> **What to produce**: Copy out every line of the rows below without changing any wording, numbers, or punctuation. Omit the pictures from your answer.

> **Dataset content**:
---------------

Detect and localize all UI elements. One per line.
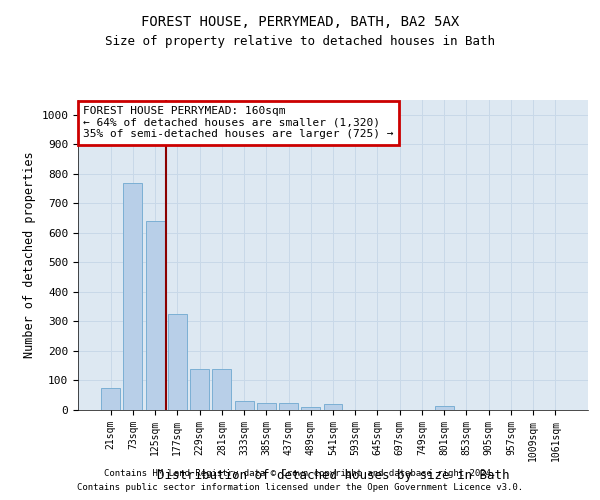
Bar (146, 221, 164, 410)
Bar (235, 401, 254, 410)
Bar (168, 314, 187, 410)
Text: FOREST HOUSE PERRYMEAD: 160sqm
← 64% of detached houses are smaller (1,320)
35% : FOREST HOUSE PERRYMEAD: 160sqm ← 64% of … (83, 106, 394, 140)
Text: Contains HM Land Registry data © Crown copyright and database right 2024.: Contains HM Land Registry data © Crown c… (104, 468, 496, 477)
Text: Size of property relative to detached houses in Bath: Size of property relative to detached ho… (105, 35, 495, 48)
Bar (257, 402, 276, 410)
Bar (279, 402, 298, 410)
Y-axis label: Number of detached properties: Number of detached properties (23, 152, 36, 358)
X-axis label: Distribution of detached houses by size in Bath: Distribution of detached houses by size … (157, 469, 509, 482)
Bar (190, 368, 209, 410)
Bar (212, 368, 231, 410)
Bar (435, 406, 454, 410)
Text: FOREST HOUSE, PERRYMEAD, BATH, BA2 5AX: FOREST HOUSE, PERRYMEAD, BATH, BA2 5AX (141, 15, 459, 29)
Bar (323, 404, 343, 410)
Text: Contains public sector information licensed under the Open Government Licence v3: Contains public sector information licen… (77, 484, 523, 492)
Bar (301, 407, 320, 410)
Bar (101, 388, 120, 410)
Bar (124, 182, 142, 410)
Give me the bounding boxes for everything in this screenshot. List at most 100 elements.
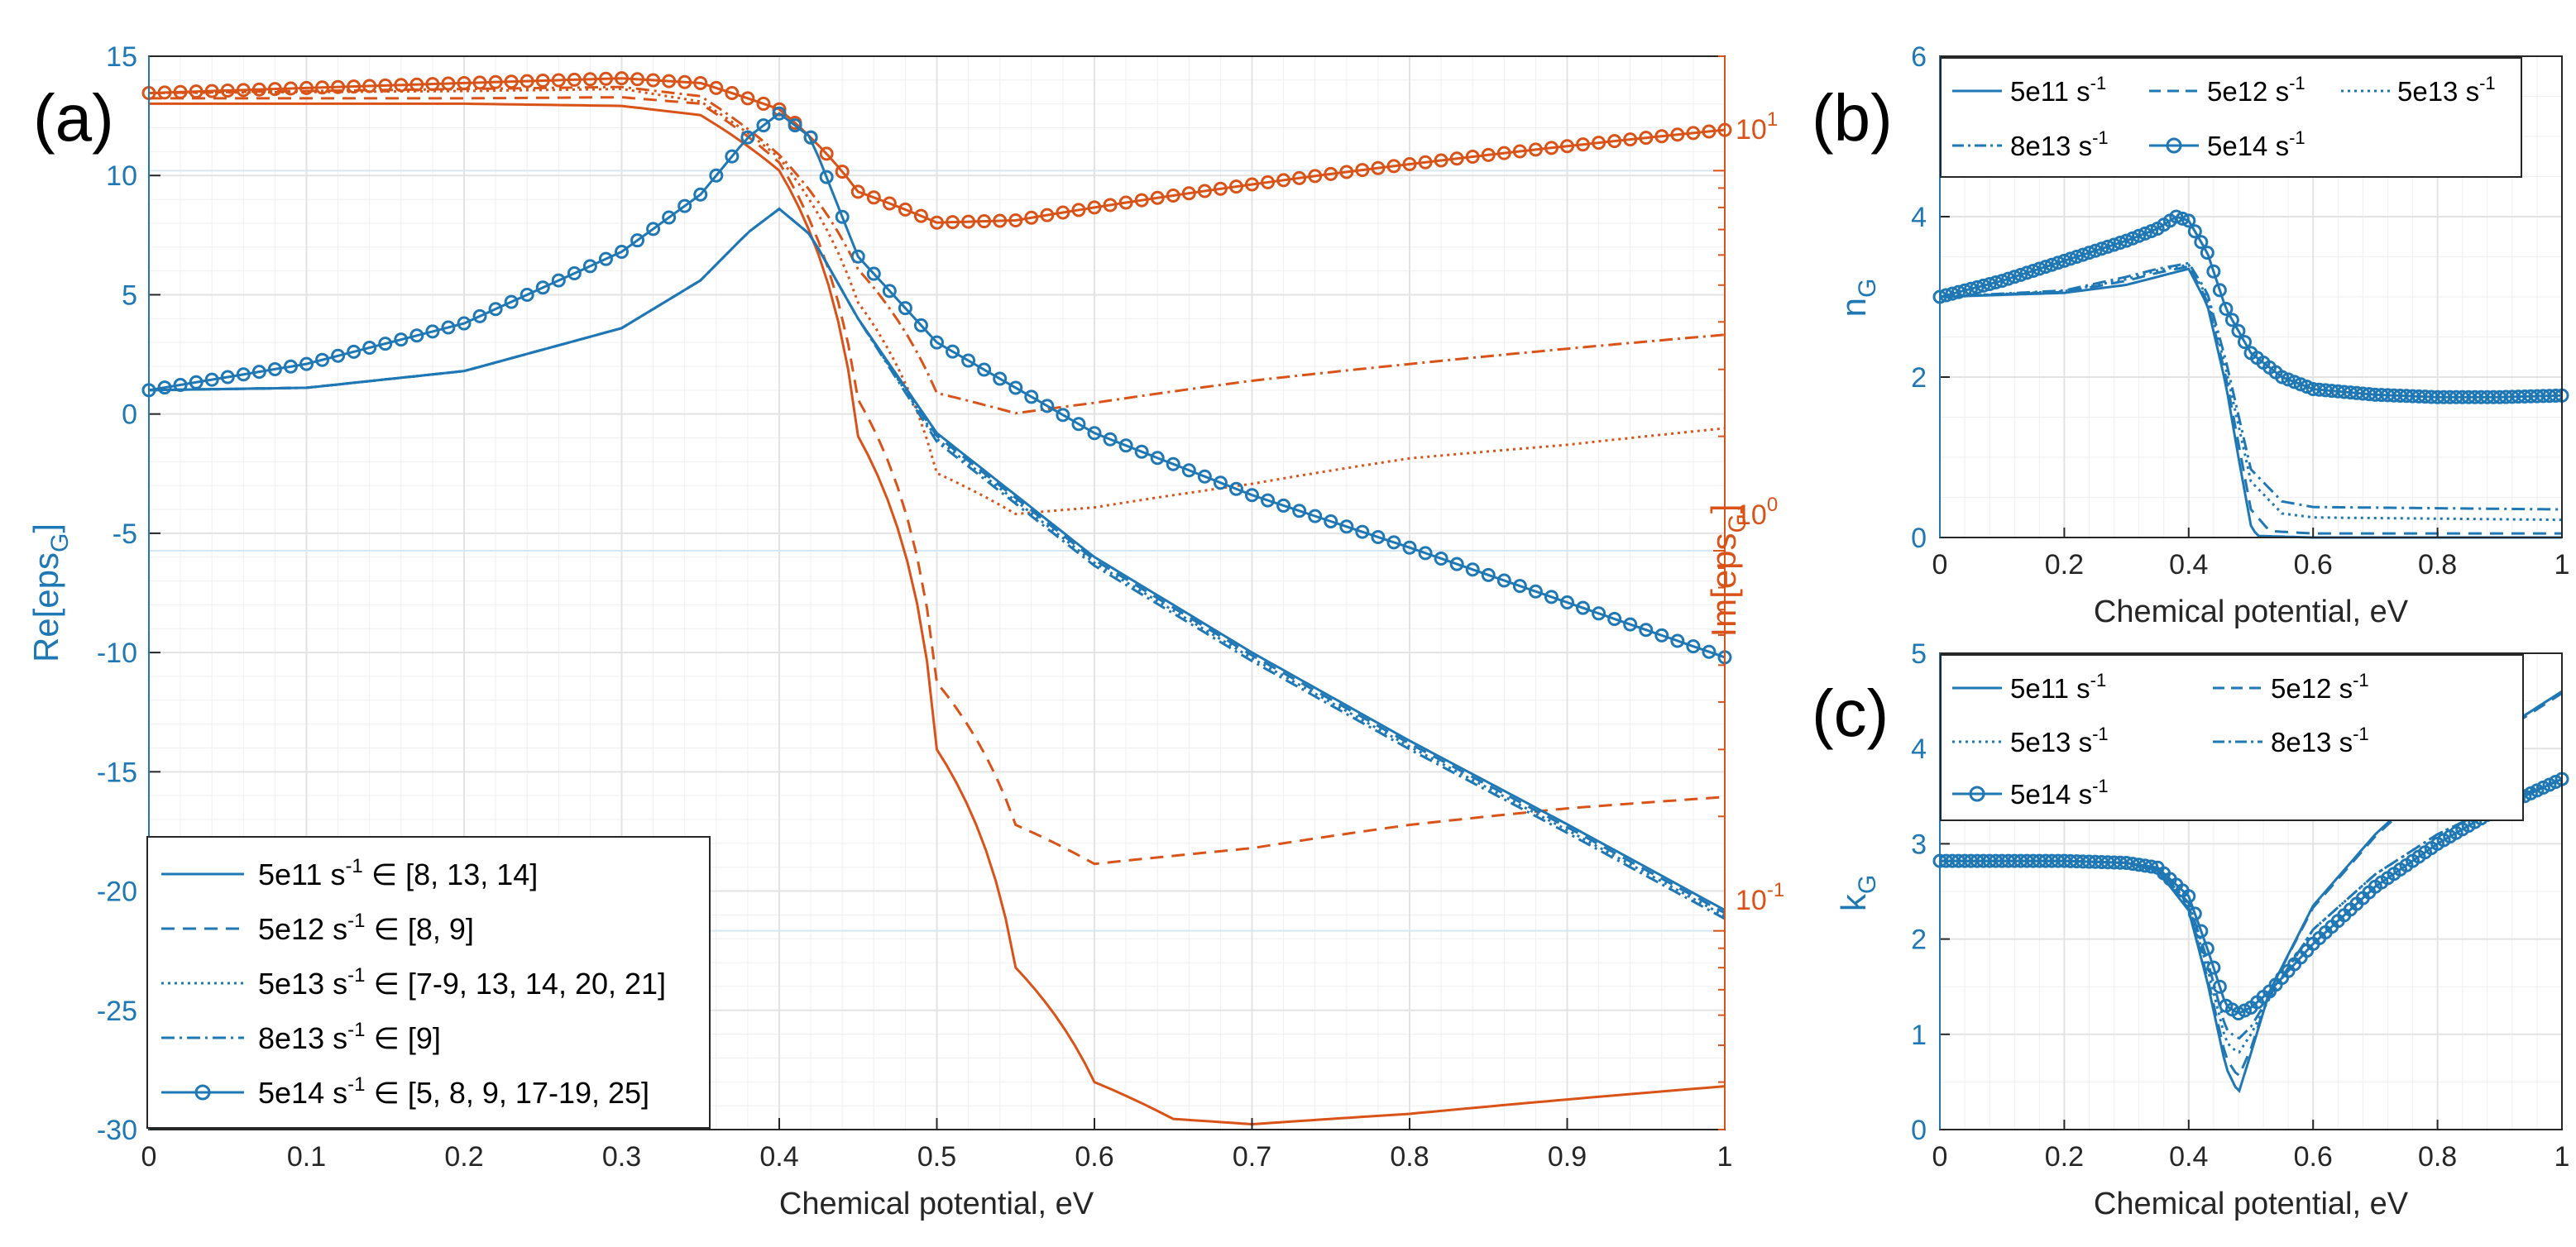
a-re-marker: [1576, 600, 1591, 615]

---------------

> **The answer**:
Detect and localize all UI elements. One per line.
Bar (146, 221, 164, 410)
Bar (235, 401, 254, 410)
Bar (168, 314, 187, 410)
Text: FOREST HOUSE PERRYMEAD: 160sqm
← 64% of detached houses are smaller (1,320)
35% : FOREST HOUSE PERRYMEAD: 160sqm ← 64% of … (83, 106, 394, 140)
Text: Contains HM Land Registry data © Crown copyright and database right 2024.: Contains HM Land Registry data © Crown c… (104, 468, 496, 477)
Text: Size of property relative to detached houses in Bath: Size of property relative to detached ho… (105, 35, 495, 48)
Bar (257, 402, 276, 410)
Bar (279, 402, 298, 410)
Y-axis label: Number of detached properties: Number of detached properties (23, 152, 36, 358)
X-axis label: Distribution of detached houses by size in Bath: Distribution of detached houses by size … (157, 469, 509, 482)
Bar (190, 368, 209, 410)
Bar (212, 368, 231, 410)
Bar (435, 406, 454, 410)
Text: FOREST HOUSE, PERRYMEAD, BATH, BA2 5AX: FOREST HOUSE, PERRYMEAD, BATH, BA2 5AX (141, 15, 459, 29)
Bar (323, 404, 343, 410)
Text: Contains public sector information licensed under the Open Government Licence v3: Contains public sector information licen… (77, 484, 523, 492)
Bar (301, 407, 320, 410)
Bar (101, 388, 120, 410)
Bar (124, 182, 142, 410)
Give me the bounding boxes for everything in this screenshot. List at most 100 elements.
a-re-marker: [1576, 600, 1591, 615]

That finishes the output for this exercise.